** BEGIN Record excerpts **
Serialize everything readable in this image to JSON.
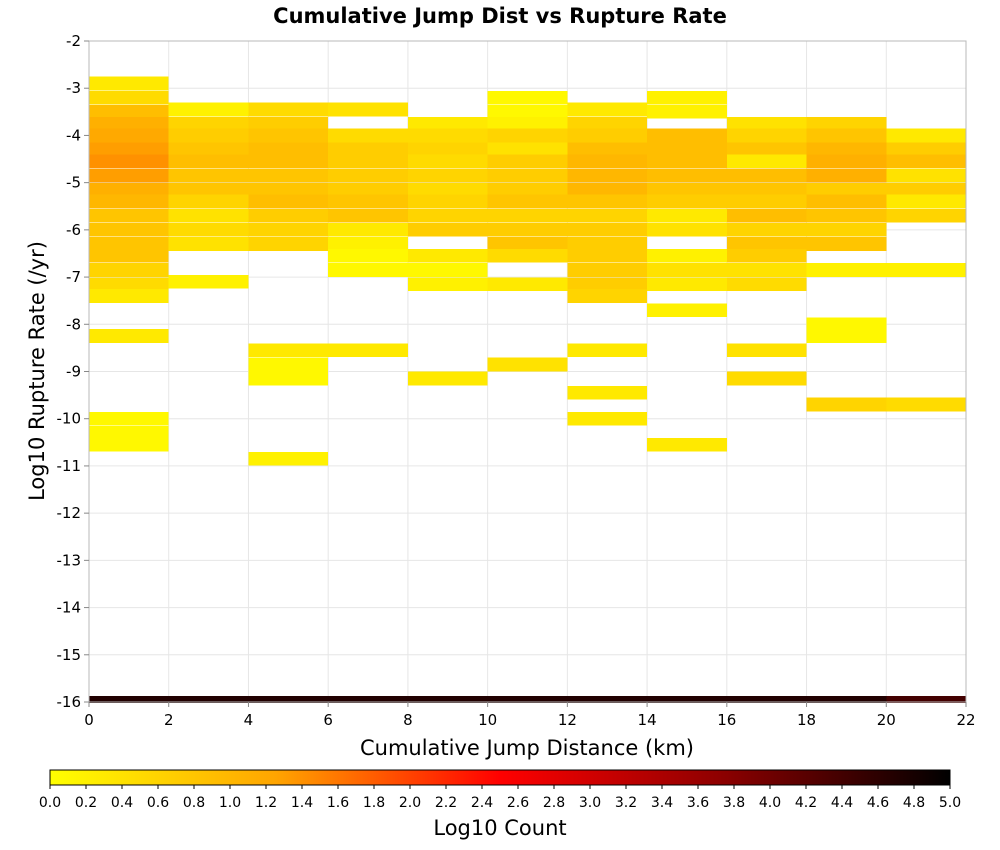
{
  "chart_data": {
    "type": "heatmap",
    "title": "Cumulative Jump Dist vs Rupture Rate",
    "xlabel": "Cumulative Jump Distance (km)",
    "ylabel": "Log10 Rupture Rate (/yr)",
    "xlim": [
      0,
      22
    ],
    "ylim": [
      -16,
      -2
    ],
    "x_ticks": [
      "0",
      "2",
      "4",
      "6",
      "8",
      "10",
      "12",
      "14",
      "16",
      "18",
      "20",
      "22"
    ],
    "y_ticks": [
      "-2",
      "-3",
      "-4",
      "-5",
      "-6",
      "-7",
      "-8",
      "-9",
      "-10",
      "-11",
      "-12",
      "-13",
      "-14",
      "-15",
      "-16"
    ],
    "x_bin_width": 2,
    "y_bin_height": 0.29,
    "grid": true,
    "colorbar": {
      "label": "Log10 Count",
      "range": [
        0,
        5
      ],
      "ticks": [
        "0.0",
        "0.2",
        "0.4",
        "0.6",
        "0.8",
        "1.0",
        "1.2",
        "1.4",
        "1.6",
        "1.8",
        "2.0",
        "2.2",
        "2.4",
        "2.6",
        "2.8",
        "3.0",
        "3.2",
        "3.4",
        "3.6",
        "3.8",
        "4.0",
        "4.2",
        "4.4",
        "4.6",
        "4.8",
        "5.0"
      ],
      "colors": [
        "#ffff00",
        "#ffa500",
        "#ff0000",
        "#8b0000",
        "#000000"
      ]
    },
    "cells": [
      [
        0,
        -2.9,
        0.3
      ],
      [
        0,
        -3.2,
        0.5
      ],
      [
        0,
        -3.5,
        0.9
      ],
      [
        0,
        -3.75,
        1.1
      ],
      [
        0,
        -4.0,
        1.2
      ],
      [
        0,
        -4.3,
        1.3
      ],
      [
        0,
        -4.55,
        1.4
      ],
      [
        0,
        -4.85,
        1.3
      ],
      [
        0,
        -5.15,
        1.1
      ],
      [
        0,
        -5.4,
        1.0
      ],
      [
        0,
        -5.7,
        0.8
      ],
      [
        0,
        -6.0,
        0.8
      ],
      [
        0,
        -6.3,
        0.8
      ],
      [
        0,
        -6.55,
        0.8
      ],
      [
        0,
        -6.85,
        0.6
      ],
      [
        0,
        -7.15,
        0.5
      ],
      [
        0,
        -7.4,
        0.3
      ],
      [
        0,
        -8.25,
        0.3
      ],
      [
        0,
        -10.0,
        0.1
      ],
      [
        0,
        -10.3,
        0.1
      ],
      [
        0,
        -10.55,
        0.1
      ],
      [
        2,
        -3.45,
        0.2
      ],
      [
        2,
        -3.75,
        0.6
      ],
      [
        2,
        -4.0,
        0.7
      ],
      [
        2,
        -4.3,
        0.8
      ],
      [
        2,
        -4.55,
        0.9
      ],
      [
        2,
        -4.85,
        0.8
      ],
      [
        2,
        -5.15,
        0.8
      ],
      [
        2,
        -5.4,
        0.6
      ],
      [
        2,
        -5.7,
        0.4
      ],
      [
        2,
        -6.0,
        0.5
      ],
      [
        2,
        -6.3,
        0.4
      ],
      [
        2,
        -7.1,
        0.2
      ],
      [
        4,
        -3.45,
        0.5
      ],
      [
        4,
        -3.75,
        0.7
      ],
      [
        4,
        -4.0,
        0.8
      ],
      [
        4,
        -4.3,
        0.9
      ],
      [
        4,
        -4.55,
        0.9
      ],
      [
        4,
        -4.85,
        0.8
      ],
      [
        4,
        -5.15,
        0.8
      ],
      [
        4,
        -5.4,
        0.9
      ],
      [
        4,
        -5.7,
        0.7
      ],
      [
        4,
        -6.0,
        0.6
      ],
      [
        4,
        -6.3,
        0.6
      ],
      [
        4,
        -8.55,
        0.3
      ],
      [
        4,
        -8.85,
        0.1
      ],
      [
        4,
        -9.15,
        0.1
      ],
      [
        4,
        -10.85,
        0.2
      ],
      [
        6,
        -3.45,
        0.4
      ],
      [
        6,
        -4.0,
        0.5
      ],
      [
        6,
        -4.3,
        0.7
      ],
      [
        6,
        -4.55,
        0.7
      ],
      [
        6,
        -4.85,
        0.7
      ],
      [
        6,
        -5.15,
        0.7
      ],
      [
        6,
        -5.4,
        0.8
      ],
      [
        6,
        -5.7,
        0.8
      ],
      [
        6,
        -6.0,
        0.3
      ],
      [
        6,
        -6.3,
        0.2
      ],
      [
        6,
        -6.55,
        0.1
      ],
      [
        6,
        -6.85,
        0.1
      ],
      [
        6,
        -8.55,
        0.3
      ],
      [
        8,
        -3.75,
        0.3
      ],
      [
        8,
        -4.0,
        0.5
      ],
      [
        8,
        -4.3,
        0.6
      ],
      [
        8,
        -4.55,
        0.5
      ],
      [
        8,
        -4.85,
        0.6
      ],
      [
        8,
        -5.15,
        0.5
      ],
      [
        8,
        -5.4,
        0.6
      ],
      [
        8,
        -5.7,
        0.6
      ],
      [
        8,
        -6.0,
        0.7
      ],
      [
        8,
        -6.55,
        0.3
      ],
      [
        8,
        -6.85,
        0.1
      ],
      [
        8,
        -7.15,
        0.2
      ],
      [
        8,
        -9.15,
        0.3
      ],
      [
        10,
        -3.2,
        0.1
      ],
      [
        10,
        -3.5,
        0.1
      ],
      [
        10,
        -3.75,
        0.2
      ],
      [
        10,
        -4.0,
        0.6
      ],
      [
        10,
        -4.3,
        0.4
      ],
      [
        10,
        -4.55,
        0.7
      ],
      [
        10,
        -4.85,
        0.7
      ],
      [
        10,
        -5.15,
        0.7
      ],
      [
        10,
        -5.4,
        0.8
      ],
      [
        10,
        -5.7,
        0.6
      ],
      [
        10,
        -6.0,
        0.7
      ],
      [
        10,
        -6.3,
        0.8
      ],
      [
        10,
        -6.55,
        0.5
      ],
      [
        10,
        -7.15,
        0.3
      ],
      [
        10,
        -8.85,
        0.4
      ],
      [
        12,
        -3.45,
        0.3
      ],
      [
        12,
        -3.75,
        0.6
      ],
      [
        12,
        -4.0,
        0.7
      ],
      [
        12,
        -4.3,
        0.9
      ],
      [
        12,
        -4.55,
        1.0
      ],
      [
        12,
        -4.85,
        1.0
      ],
      [
        12,
        -5.15,
        1.0
      ],
      [
        12,
        -5.4,
        0.8
      ],
      [
        12,
        -5.7,
        0.6
      ],
      [
        12,
        -6.0,
        0.7
      ],
      [
        12,
        -6.3,
        0.7
      ],
      [
        12,
        -6.55,
        0.7
      ],
      [
        12,
        -6.85,
        0.7
      ],
      [
        12,
        -7.15,
        0.7
      ],
      [
        12,
        -7.4,
        0.6
      ],
      [
        12,
        -8.55,
        0.3
      ],
      [
        12,
        -9.45,
        0.3
      ],
      [
        12,
        -10.0,
        0.3
      ],
      [
        14,
        -3.2,
        0.2
      ],
      [
        14,
        -3.5,
        0.2
      ],
      [
        14,
        -4.0,
        0.9
      ],
      [
        14,
        -4.3,
        0.9
      ],
      [
        14,
        -4.55,
        0.9
      ],
      [
        14,
        -4.85,
        0.9
      ],
      [
        14,
        -5.15,
        0.8
      ],
      [
        14,
        -5.4,
        0.7
      ],
      [
        14,
        -5.7,
        0.3
      ],
      [
        14,
        -6.0,
        0.4
      ],
      [
        14,
        -6.55,
        0.2
      ],
      [
        14,
        -6.85,
        0.4
      ],
      [
        14,
        -7.15,
        0.3
      ],
      [
        14,
        -7.7,
        0.2
      ],
      [
        14,
        -10.55,
        0.3
      ],
      [
        16,
        -3.75,
        0.4
      ],
      [
        16,
        -4.0,
        0.6
      ],
      [
        16,
        -4.3,
        0.8
      ],
      [
        16,
        -4.55,
        0.3
      ],
      [
        16,
        -4.85,
        0.9
      ],
      [
        16,
        -5.15,
        0.8
      ],
      [
        16,
        -5.4,
        0.7
      ],
      [
        16,
        -5.7,
        0.9
      ],
      [
        16,
        -6.0,
        0.6
      ],
      [
        16,
        -6.3,
        0.8
      ],
      [
        16,
        -6.55,
        0.7
      ],
      [
        16,
        -6.85,
        0.4
      ],
      [
        16,
        -7.15,
        0.5
      ],
      [
        16,
        -8.55,
        0.4
      ],
      [
        16,
        -9.15,
        0.5
      ],
      [
        18,
        -3.75,
        0.6
      ],
      [
        18,
        -4.0,
        0.8
      ],
      [
        18,
        -4.3,
        1.0
      ],
      [
        18,
        -4.55,
        1.1
      ],
      [
        18,
        -4.85,
        1.1
      ],
      [
        18,
        -5.15,
        0.7
      ],
      [
        18,
        -5.4,
        0.9
      ],
      [
        18,
        -5.7,
        0.8
      ],
      [
        18,
        -6.0,
        0.6
      ],
      [
        18,
        -6.3,
        0.8
      ],
      [
        18,
        -6.85,
        0.2
      ],
      [
        18,
        -8.0,
        0.1
      ],
      [
        18,
        -8.25,
        0.1
      ],
      [
        18,
        -9.7,
        0.6
      ],
      [
        20,
        -4.0,
        0.3
      ],
      [
        20,
        -4.3,
        0.7
      ],
      [
        20,
        -4.55,
        0.9
      ],
      [
        20,
        -4.85,
        0.4
      ],
      [
        20,
        -5.15,
        0.7
      ],
      [
        20,
        -5.4,
        0.3
      ],
      [
        20,
        -5.7,
        0.6
      ],
      [
        20,
        -6.85,
        0.2
      ],
      [
        20,
        -9.7,
        0.5
      ]
    ],
    "bottom_row": {
      "y": -15.95,
      "height": 0.15,
      "values": [
        4.7,
        4.7,
        4.7,
        4.7,
        4.7,
        4.7,
        4.7,
        4.7,
        4.7,
        4.7,
        4.4
      ]
    }
  }
}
** END Record excerpts **
Written instruction:
Copy out the lines in which the string "Cumulative" appears.

Task answer:
    "title": "Cumulative Jump Dist vs Rupture Rate",
    "xlabel": "Cumulative Jump Distance (km)",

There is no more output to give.